─── Information provided ───

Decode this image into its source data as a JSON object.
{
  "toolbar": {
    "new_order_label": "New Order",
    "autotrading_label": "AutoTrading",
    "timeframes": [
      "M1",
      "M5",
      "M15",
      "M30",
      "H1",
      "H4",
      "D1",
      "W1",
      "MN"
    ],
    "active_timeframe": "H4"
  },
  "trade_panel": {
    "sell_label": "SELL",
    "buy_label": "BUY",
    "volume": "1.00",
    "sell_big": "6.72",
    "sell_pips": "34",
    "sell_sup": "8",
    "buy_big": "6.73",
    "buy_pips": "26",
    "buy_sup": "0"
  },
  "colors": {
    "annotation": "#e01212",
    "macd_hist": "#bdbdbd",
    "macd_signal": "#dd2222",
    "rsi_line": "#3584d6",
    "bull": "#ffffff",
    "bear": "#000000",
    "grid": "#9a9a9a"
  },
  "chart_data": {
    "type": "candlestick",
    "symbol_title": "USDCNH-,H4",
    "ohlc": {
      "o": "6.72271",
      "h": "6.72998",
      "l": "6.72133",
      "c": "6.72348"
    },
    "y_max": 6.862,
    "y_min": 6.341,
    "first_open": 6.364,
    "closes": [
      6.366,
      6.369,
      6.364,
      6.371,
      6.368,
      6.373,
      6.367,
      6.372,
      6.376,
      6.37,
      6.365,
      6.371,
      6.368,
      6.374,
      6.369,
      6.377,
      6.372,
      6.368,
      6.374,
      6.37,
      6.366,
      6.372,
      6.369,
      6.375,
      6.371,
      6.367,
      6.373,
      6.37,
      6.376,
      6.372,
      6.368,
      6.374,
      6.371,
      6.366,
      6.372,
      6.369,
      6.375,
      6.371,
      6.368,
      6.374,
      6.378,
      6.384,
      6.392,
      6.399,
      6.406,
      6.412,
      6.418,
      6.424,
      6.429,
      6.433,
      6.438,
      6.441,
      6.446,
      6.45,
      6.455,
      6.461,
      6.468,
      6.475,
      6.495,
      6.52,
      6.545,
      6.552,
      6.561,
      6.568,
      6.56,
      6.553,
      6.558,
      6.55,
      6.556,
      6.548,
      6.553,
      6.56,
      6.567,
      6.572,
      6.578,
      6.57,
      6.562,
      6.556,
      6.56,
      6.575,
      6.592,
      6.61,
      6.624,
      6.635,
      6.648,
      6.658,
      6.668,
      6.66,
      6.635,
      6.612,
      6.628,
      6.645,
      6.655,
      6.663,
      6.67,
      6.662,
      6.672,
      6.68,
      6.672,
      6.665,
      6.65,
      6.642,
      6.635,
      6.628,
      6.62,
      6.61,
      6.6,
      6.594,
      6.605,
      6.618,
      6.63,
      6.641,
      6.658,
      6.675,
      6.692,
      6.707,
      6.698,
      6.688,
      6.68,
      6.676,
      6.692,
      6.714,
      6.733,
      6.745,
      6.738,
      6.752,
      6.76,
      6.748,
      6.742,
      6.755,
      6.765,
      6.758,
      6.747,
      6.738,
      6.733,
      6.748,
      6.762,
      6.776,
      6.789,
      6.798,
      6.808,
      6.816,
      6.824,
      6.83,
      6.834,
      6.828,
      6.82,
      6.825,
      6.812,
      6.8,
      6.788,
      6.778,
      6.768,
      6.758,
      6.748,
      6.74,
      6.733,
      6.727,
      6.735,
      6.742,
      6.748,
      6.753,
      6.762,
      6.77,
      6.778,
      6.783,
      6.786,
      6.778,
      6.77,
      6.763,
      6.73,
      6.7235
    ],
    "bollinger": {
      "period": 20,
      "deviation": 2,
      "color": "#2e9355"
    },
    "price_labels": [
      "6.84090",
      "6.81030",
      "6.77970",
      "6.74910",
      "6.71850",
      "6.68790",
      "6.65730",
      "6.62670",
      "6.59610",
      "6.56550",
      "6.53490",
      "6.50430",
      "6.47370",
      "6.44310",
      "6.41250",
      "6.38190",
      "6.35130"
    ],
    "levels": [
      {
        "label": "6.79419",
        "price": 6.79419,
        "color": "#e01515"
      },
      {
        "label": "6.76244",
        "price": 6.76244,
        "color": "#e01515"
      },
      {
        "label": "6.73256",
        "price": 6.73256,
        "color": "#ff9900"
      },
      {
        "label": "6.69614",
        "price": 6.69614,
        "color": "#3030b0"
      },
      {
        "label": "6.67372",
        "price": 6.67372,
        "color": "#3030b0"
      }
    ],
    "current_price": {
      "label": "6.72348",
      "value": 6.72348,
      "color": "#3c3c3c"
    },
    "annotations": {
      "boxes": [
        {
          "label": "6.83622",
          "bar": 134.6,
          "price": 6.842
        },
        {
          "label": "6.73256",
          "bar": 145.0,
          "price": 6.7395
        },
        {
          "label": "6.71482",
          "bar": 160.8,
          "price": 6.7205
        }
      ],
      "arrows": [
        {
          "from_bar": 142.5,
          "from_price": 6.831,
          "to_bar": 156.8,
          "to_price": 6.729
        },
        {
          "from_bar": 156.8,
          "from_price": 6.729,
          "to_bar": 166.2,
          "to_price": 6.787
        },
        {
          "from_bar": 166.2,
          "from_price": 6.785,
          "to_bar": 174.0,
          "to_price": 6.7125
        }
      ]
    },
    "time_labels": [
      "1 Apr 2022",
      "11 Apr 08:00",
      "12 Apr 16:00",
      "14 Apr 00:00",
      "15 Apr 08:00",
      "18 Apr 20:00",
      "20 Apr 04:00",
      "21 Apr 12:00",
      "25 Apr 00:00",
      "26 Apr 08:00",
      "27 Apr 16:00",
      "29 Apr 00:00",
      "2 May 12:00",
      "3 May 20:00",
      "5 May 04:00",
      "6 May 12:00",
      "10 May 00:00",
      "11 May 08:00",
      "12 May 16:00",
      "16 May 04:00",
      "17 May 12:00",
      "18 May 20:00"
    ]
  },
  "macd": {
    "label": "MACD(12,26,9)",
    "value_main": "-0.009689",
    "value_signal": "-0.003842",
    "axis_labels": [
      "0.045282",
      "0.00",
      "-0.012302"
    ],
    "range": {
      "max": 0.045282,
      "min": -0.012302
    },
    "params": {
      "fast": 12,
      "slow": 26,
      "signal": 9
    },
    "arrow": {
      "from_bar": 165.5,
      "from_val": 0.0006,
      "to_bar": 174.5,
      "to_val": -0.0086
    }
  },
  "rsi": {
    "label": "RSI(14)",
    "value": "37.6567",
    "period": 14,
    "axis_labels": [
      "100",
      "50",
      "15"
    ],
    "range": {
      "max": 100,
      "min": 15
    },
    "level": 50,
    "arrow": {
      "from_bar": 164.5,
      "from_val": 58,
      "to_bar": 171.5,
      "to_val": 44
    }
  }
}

───

Given exercise:
Make an exact copy of the records.

Written solution:
Decode this image into its source data as a JSON object.
{
  "toolbar": {
    "new_order_label": "New Order",
    "autotrading_label": "AutoTrading",
    "timeframes": [
      "M1",
      "M5",
      "M15",
      "M30",
      "H1",
      "H4",
      "D1",
      "W1",
      "MN"
    ],
    "active_timeframe": "H4"
  },
  "trade_panel": {
    "sell_label": "SELL",
    "buy_label": "BUY",
    "volume": "1.00",
    "sell_big": "6.72",
    "sell_pips": "34",
    "sell_sup": "8",
    "buy_big": "6.73",
    "buy_pips": "26",
    "buy_sup": "0"
  },
  "colors": {
    "annotation": "#e01212",
    "macd_hist": "#bdbdbd",
    "macd_signal": "#dd2222",
    "rsi_line": "#3584d6",
    "bull": "#ffffff",
    "bear": "#000000",
    "grid": "#9a9a9a"
  },
  "chart_data": {
    "type": "candlestick",
    "symbol_title": "USDCNH-,H4",
    "ohlc": {
      "o": "6.72271",
      "h": "6.72998",
      "l": "6.72133",
      "c": "6.72348"
    },
    "y_max": 6.862,
    "y_min": 6.341,
    "first_open": 6.364,
    "closes": [
      6.366,
      6.369,
      6.364,
      6.371,
      6.368,
      6.373,
      6.367,
      6.372,
      6.376,
      6.37,
      6.365,
      6.371,
      6.368,
      6.374,
      6.369,
      6.377,
      6.372,
      6.368,
      6.374,
      6.37,
      6.366,
      6.372,
      6.369,
      6.375,
      6.371,
      6.367,
      6.373,
      6.37,
      6.376,
      6.372,
      6.368,
      6.374,
      6.371,
      6.366,
      6.372,
      6.369,
      6.375,
      6.371,
      6.368,
      6.374,
      6.378,
      6.384,
      6.392,
      6.399,
      6.406,
      6.412,
      6.418,
      6.424,
      6.429,
      6.433,
      6.438,
      6.441,
      6.446,
      6.45,
      6.455,
      6.461,
      6.468,
      6.475,
      6.495,
      6.52,
      6.545,
      6.552,
      6.561,
      6.568,
      6.56,
      6.553,
      6.558,
      6.55,
      6.556,
      6.548,
      6.553,
      6.56,
      6.567,
      6.572,
      6.578,
      6.57,
      6.562,
      6.556,
      6.56,
      6.575,
      6.592,
      6.61,
      6.624,
      6.635,
      6.648,
      6.658,
      6.668,
      6.66,
      6.635,
      6.612,
      6.628,
      6.645,
      6.655,
      6.663,
      6.67,
      6.662,
      6.672,
      6.68,
      6.672,
      6.665,
      6.65,
      6.642,
      6.635,
      6.628,
      6.62,
      6.61,
      6.6,
      6.594,
      6.605,
      6.618,
      6.63,
      6.641,
      6.658,
      6.675,
      6.692,
      6.707,
      6.698,
      6.688,
      6.68,
      6.676,
      6.692,
      6.714,
      6.733,
      6.745,
      6.738,
      6.752,
      6.76,
      6.748,
      6.742,
      6.755,
      6.765,
      6.758,
      6.747,
      6.738,
      6.733,
      6.748,
      6.762,
      6.776,
      6.789,
      6.798,
      6.808,
      6.816,
      6.824,
      6.83,
      6.834,
      6.828,
      6.82,
      6.825,
      6.812,
      6.8,
      6.788,
      6.778,
      6.768,
      6.758,
      6.748,
      6.74,
      6.733,
      6.727,
      6.735,
      6.742,
      6.748,
      6.753,
      6.762,
      6.77,
      6.778,
      6.783,
      6.786,
      6.778,
      6.77,
      6.763,
      6.73,
      6.7235
    ],
    "bollinger": {
      "period": 20,
      "deviation": 2,
      "color": "#2e9355"
    },
    "price_labels": [
      "6.84090",
      "6.81030",
      "6.77970",
      "6.74910",
      "6.71850",
      "6.68790",
      "6.65730",
      "6.62670",
      "6.59610",
      "6.56550",
      "6.53490",
      "6.50430",
      "6.47370",
      "6.44310",
      "6.41250",
      "6.38190",
      "6.35130"
    ],
    "levels": [
      {
        "label": "6.79419",
        "price": 6.79419,
        "color": "#e01515"
      },
      {
        "label": "6.76244",
        "price": 6.76244,
        "color": "#e01515"
      },
      {
        "label": "6.73256",
        "price": 6.73256,
        "color": "#ff9900"
      },
      {
        "label": "6.69614",
        "price": 6.69614,
        "color": "#3030b0"
      },
      {
        "label": "6.67372",
        "price": 6.67372,
        "color": "#3030b0"
      }
    ],
    "current_price": {
      "label": "6.72348",
      "value": 6.72348,
      "color": "#3c3c3c"
    },
    "annotations": {
      "boxes": [
        {
          "label": "6.83622",
          "bar": 134.6,
          "price": 6.842
        },
        {
          "label": "6.73256",
          "bar": 145.0,
          "price": 6.7395
        },
        {
          "label": "6.71482",
          "bar": 160.8,
          "price": 6.7205
        }
      ],
      "arrows": [
        {
          "from_bar": 142.5,
          "from_price": 6.831,
          "to_bar": 156.8,
          "to_price": 6.729
        },
        {
          "from_bar": 156.8,
          "from_price": 6.729,
          "to_bar": 166.2,
          "to_price": 6.787
        },
        {
          "from_bar": 166.2,
          "from_price": 6.785,
          "to_bar": 174.0,
          "to_price": 6.7125
        }
      ]
    },
    "time_labels": [
      "1 Apr 2022",
      "11 Apr 08:00",
      "12 Apr 16:00",
      "14 Apr 00:00",
      "15 Apr 08:00",
      "18 Apr 20:00",
      "20 Apr 04:00",
      "21 Apr 12:00",
      "25 Apr 00:00",
      "26 Apr 08:00",
      "27 Apr 16:00",
      "29 Apr 00:00",
      "2 May 12:00",
      "3 May 20:00",
      "5 May 04:00",
      "6 May 12:00",
      "10 May 00:00",
      "11 May 08:00",
      "12 May 16:00",
      "16 May 04:00",
      "17 May 12:00",
      "18 May 20:00"
    ]
  },
  "macd": {
    "label": "MACD(12,26,9)",
    "value_main": "-0.009689",
    "value_signal": "-0.003842",
    "axis_labels": [
      "0.045282",
      "0.00",
      "-0.012302"
    ],
    "range": {
      "max": 0.045282,
      "min": -0.012302
    },
    "params": {
      "fast": 12,
      "slow": 26,
      "signal": 9
    },
    "arrow": {
      "from_bar": 165.5,
      "from_val": 0.0006,
      "to_bar": 174.5,
      "to_val": -0.0086
    }
  },
  "rsi": {
    "label": "RSI(14)",
    "value": "37.6567",
    "period": 14,
    "axis_labels": [
      "100",
      "50",
      "15"
    ],
    "range": {
      "max": 100,
      "min": 15
    },
    "level": 50,
    "arrow": {
      "from_bar": 164.5,
      "from_val": 58,
      "to_bar": 171.5,
      "to_val": 44
    }
  }
}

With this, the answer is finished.